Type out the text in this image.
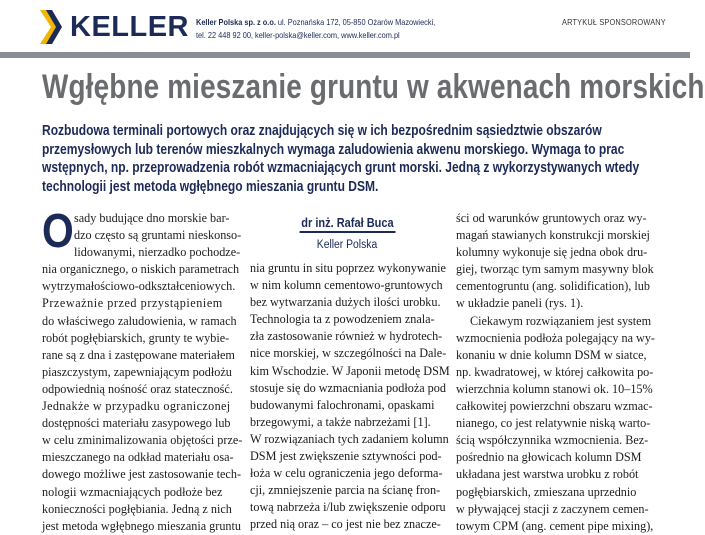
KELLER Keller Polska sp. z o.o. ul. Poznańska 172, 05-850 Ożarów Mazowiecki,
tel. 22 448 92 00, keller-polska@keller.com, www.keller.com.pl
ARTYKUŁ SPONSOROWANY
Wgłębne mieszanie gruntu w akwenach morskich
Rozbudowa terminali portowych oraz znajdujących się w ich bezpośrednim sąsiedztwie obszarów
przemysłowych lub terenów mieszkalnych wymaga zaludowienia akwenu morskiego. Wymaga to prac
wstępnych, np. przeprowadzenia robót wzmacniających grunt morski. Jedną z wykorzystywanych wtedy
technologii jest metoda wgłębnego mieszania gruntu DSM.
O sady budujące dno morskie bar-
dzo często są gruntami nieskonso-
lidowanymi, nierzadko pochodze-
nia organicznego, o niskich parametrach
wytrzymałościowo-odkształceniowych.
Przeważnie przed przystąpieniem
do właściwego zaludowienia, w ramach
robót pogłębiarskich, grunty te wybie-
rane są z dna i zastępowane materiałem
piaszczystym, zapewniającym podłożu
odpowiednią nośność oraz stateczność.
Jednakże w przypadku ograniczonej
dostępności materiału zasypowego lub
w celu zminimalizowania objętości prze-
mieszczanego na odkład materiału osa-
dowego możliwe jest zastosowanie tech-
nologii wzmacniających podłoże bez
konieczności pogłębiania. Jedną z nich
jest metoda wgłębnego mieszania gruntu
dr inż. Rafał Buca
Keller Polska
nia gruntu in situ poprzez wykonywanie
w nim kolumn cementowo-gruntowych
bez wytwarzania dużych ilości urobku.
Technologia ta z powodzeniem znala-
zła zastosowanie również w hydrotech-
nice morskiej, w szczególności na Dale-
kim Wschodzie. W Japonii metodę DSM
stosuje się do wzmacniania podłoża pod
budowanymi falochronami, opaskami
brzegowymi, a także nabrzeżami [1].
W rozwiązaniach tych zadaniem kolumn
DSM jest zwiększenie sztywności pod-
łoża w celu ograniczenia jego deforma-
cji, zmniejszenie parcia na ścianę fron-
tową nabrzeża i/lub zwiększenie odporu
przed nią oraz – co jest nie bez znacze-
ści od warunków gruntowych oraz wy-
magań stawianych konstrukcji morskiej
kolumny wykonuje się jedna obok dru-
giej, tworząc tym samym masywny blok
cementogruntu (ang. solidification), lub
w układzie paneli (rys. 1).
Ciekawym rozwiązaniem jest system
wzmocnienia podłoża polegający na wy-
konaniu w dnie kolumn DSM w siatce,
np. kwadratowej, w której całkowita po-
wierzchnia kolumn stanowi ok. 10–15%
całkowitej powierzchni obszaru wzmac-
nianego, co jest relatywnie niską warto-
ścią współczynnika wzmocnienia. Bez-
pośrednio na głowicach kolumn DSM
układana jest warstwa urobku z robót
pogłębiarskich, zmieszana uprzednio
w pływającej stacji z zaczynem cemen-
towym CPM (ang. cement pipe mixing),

+ + +

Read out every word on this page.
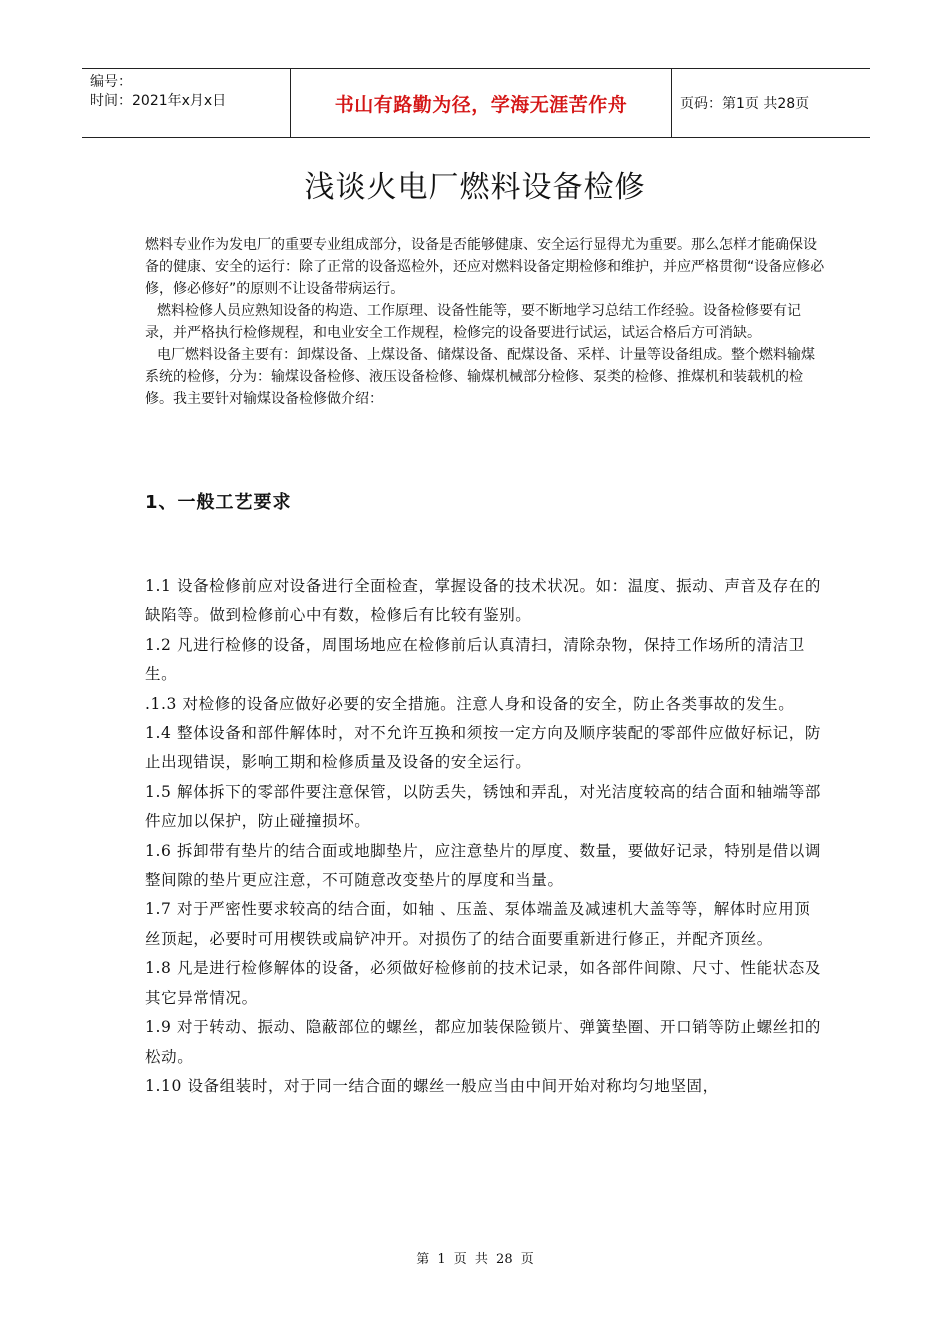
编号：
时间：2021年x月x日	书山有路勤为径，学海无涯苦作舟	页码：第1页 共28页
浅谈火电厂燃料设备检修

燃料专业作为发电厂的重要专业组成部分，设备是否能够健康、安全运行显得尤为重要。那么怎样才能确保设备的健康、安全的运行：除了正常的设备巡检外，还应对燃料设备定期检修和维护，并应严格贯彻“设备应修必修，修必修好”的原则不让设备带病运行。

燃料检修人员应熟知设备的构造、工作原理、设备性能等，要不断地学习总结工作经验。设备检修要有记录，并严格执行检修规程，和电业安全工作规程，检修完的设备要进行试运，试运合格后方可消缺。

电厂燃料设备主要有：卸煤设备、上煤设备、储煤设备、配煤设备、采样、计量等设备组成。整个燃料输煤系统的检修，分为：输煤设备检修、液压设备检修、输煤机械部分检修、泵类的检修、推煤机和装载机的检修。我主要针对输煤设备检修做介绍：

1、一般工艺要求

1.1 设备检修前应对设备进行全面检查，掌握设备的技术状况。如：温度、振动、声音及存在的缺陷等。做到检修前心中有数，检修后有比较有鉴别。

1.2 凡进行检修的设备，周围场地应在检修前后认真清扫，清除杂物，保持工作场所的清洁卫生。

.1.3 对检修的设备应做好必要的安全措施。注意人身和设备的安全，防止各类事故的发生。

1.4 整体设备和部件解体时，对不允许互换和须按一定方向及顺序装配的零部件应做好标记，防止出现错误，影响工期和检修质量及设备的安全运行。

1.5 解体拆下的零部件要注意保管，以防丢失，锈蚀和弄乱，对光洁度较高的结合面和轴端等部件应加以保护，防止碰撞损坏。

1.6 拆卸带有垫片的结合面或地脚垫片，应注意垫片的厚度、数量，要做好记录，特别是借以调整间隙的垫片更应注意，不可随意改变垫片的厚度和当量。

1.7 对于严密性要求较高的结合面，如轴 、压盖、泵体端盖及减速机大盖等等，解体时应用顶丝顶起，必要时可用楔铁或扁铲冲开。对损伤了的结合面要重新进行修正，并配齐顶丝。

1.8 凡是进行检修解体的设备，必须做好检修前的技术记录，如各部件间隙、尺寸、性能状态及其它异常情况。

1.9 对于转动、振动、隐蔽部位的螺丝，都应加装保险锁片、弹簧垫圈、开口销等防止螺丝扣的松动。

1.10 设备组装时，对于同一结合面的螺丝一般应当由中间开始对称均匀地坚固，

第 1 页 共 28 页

+ + +

#### [TASK OBJECTIVE]
Pick out every line above that contains the word "wgłębnego" and copy it.

#### [OUTPUT FOR THIS TASK]
technologii jest metoda wgłębnego mieszania gruntu DSM.
jest metoda wgłębnego mieszania gruntu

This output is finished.